**GIVEN TASK**
Note each line that includes the word "งบประมาณ". Copy those lines.

[Figure record extracts]
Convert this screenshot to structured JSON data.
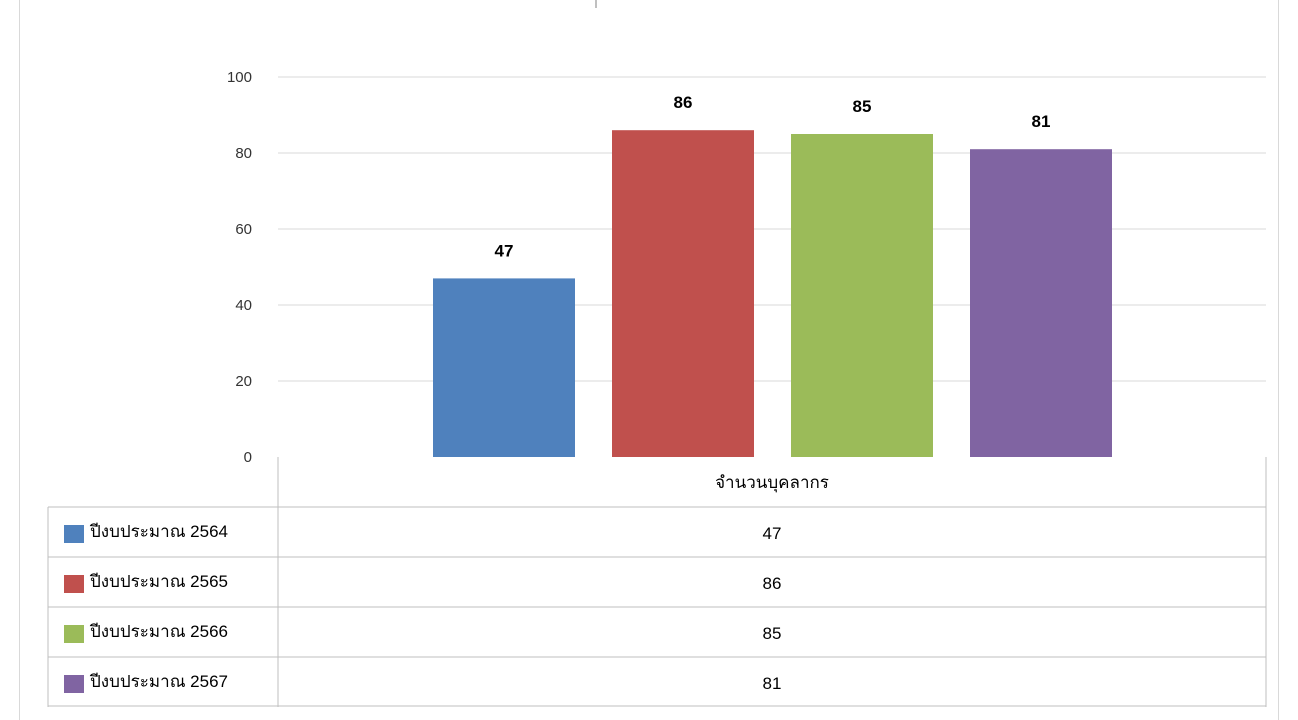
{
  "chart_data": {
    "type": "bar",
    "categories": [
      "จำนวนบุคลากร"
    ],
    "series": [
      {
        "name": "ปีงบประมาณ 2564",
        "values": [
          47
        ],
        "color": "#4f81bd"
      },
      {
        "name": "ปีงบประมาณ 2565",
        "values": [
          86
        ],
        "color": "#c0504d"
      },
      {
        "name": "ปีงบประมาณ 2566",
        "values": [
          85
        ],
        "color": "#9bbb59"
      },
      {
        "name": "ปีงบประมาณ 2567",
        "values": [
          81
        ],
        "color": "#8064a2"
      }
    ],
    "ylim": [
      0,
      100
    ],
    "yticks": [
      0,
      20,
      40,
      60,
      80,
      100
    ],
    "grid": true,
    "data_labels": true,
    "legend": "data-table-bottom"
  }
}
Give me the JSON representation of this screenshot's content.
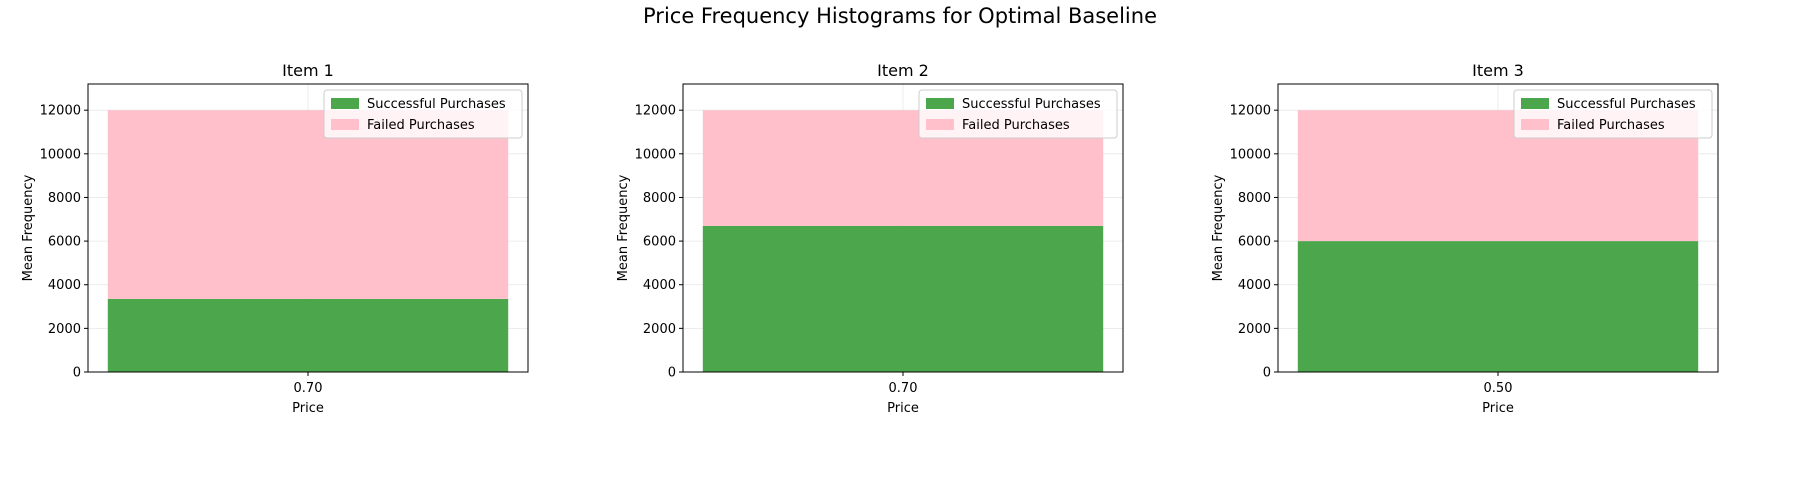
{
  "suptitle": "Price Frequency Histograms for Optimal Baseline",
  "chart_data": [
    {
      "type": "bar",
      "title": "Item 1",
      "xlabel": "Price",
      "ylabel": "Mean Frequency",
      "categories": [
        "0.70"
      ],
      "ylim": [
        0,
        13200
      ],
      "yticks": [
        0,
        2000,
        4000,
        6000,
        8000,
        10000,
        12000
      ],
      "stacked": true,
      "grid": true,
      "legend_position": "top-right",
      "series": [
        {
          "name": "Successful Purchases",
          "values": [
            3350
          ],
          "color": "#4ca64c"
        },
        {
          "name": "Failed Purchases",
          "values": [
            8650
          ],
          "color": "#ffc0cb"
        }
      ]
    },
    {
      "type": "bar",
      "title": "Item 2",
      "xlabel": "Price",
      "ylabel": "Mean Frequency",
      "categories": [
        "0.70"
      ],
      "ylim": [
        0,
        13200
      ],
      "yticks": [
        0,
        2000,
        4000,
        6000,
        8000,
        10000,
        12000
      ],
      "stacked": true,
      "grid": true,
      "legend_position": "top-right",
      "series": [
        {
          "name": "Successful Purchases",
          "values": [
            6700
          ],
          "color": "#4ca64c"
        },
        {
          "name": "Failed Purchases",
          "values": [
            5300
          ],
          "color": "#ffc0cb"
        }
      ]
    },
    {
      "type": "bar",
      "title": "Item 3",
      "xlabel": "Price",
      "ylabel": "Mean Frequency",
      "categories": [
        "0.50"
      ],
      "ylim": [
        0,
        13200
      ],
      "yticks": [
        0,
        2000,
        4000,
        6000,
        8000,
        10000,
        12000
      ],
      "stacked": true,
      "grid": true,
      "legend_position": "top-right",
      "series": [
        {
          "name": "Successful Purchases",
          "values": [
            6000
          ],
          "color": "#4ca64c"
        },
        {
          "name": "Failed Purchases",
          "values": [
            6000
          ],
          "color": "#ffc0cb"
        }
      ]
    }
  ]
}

**RESULT FOR THIS TASK**
        "name": "ปีงบประมาณ 2564",
        "name": "ปีงบประมาณ 2565",
        "name": "ปีงบประมาณ 2566",
        "name": "ปีงบประมาณ 2567",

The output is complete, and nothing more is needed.